____ Data excerpts
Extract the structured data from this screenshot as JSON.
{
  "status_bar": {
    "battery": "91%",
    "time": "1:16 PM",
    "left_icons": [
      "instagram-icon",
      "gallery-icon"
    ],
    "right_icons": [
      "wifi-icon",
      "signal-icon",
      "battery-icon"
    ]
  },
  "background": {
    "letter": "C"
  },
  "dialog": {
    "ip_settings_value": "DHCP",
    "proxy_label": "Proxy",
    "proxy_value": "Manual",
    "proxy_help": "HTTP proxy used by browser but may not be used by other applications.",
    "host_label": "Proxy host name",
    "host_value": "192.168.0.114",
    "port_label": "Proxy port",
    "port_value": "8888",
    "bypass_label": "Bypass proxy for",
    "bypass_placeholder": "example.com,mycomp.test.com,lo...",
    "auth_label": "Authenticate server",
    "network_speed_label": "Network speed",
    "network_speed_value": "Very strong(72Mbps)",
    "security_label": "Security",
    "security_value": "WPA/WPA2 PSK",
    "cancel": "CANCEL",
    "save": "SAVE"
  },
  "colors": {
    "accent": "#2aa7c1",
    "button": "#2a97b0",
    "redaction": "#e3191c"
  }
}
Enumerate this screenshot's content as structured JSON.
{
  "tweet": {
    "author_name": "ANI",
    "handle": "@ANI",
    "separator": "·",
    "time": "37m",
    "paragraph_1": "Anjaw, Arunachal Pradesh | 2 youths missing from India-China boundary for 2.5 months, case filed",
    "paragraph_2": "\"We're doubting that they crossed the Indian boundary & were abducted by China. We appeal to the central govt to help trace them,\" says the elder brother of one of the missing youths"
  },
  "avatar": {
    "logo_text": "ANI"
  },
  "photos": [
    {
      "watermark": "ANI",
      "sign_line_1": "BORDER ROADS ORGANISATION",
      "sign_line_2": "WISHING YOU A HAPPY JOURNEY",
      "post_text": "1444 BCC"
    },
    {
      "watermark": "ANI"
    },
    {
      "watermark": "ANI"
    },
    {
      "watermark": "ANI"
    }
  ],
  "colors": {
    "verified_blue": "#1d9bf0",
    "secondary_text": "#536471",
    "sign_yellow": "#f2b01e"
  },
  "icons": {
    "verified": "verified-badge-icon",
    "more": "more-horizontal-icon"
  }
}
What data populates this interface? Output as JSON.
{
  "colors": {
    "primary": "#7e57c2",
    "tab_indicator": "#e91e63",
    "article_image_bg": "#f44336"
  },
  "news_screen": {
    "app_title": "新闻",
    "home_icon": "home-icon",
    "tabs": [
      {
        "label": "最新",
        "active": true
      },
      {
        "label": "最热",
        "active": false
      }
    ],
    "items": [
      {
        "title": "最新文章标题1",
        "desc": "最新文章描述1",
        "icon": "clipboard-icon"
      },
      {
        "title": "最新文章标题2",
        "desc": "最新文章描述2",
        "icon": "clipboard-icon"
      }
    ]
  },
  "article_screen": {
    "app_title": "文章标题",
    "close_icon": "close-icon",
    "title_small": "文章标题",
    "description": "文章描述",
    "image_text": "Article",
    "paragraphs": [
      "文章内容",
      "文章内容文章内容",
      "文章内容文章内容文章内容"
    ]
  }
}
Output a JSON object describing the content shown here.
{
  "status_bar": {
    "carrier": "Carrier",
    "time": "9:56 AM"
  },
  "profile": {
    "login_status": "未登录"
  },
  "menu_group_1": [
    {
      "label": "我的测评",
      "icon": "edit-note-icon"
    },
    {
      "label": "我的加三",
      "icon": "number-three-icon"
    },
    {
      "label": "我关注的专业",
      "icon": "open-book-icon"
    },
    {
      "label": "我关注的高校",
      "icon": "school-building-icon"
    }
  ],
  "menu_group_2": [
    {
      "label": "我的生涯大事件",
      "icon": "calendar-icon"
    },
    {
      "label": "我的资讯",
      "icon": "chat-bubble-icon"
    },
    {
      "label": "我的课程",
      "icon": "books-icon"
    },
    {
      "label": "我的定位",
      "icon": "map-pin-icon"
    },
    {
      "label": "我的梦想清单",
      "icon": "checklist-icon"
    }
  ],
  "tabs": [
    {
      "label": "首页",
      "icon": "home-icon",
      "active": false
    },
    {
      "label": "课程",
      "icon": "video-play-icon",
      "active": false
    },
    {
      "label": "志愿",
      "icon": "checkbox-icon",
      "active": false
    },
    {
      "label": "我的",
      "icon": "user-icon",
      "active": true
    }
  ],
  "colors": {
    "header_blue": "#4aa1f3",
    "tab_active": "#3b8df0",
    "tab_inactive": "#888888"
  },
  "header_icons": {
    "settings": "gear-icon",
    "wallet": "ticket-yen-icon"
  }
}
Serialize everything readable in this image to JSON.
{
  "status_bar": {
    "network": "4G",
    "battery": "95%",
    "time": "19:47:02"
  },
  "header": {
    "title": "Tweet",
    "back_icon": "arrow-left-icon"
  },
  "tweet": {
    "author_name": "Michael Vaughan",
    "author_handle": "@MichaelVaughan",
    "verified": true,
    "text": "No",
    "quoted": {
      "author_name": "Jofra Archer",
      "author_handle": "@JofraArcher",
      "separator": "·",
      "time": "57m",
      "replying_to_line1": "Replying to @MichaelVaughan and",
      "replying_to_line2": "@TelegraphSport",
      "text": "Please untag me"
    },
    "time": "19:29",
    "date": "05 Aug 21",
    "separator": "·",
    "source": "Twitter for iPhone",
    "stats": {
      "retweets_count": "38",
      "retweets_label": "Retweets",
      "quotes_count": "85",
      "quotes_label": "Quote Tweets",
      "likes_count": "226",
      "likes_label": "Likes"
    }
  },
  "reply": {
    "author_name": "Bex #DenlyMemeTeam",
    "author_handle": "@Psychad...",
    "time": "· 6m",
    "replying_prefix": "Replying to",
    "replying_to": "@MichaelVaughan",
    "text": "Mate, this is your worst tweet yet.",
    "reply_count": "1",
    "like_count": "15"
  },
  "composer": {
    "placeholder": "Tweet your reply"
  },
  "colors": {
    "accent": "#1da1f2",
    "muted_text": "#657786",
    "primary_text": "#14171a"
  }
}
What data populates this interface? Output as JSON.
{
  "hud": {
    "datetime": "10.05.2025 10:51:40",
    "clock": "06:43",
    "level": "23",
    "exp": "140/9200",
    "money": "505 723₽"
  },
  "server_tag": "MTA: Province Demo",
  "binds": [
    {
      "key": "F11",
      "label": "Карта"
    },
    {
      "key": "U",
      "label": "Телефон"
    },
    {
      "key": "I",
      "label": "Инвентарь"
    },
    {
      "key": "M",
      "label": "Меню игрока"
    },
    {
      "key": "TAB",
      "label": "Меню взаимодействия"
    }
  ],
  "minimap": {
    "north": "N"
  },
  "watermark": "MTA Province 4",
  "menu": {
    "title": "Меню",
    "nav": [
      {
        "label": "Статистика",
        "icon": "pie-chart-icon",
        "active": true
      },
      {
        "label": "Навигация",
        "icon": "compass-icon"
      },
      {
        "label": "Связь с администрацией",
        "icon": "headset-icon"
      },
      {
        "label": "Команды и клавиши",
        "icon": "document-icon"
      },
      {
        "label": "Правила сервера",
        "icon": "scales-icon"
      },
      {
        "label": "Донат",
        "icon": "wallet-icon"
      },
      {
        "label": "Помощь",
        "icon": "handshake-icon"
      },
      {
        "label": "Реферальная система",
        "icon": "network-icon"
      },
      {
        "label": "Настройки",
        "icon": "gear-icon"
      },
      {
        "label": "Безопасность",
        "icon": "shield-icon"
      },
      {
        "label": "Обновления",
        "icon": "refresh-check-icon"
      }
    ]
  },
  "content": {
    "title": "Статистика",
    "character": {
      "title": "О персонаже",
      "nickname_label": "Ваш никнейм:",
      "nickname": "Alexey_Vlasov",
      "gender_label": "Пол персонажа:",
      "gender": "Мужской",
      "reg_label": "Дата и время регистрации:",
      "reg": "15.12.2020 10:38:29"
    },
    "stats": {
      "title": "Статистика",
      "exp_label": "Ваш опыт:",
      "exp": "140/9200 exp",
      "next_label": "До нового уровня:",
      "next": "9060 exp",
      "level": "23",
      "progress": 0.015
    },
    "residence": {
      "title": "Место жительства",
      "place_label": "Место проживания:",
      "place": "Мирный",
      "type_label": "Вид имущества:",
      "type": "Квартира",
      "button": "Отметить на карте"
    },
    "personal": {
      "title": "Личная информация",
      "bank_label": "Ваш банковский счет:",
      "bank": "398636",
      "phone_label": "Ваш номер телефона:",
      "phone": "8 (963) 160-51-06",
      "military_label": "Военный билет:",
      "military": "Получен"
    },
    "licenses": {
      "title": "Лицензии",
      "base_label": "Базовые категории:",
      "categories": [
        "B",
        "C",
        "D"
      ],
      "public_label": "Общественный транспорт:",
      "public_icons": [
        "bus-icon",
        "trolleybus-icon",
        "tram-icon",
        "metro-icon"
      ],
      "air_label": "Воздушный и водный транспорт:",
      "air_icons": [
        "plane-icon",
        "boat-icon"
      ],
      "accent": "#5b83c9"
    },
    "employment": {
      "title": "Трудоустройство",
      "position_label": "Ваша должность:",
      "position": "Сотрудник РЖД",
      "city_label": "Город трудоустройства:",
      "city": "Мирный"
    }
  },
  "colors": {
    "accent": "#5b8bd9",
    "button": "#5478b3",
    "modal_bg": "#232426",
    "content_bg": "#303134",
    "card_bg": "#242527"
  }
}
________
*The task:*
Look through the entries above and report each line where the string "button" occurs.

*Result of this exercise:*
    "button": "#2a97b0",
      "button": "Отметить на карте"
    "button": "#5478b3",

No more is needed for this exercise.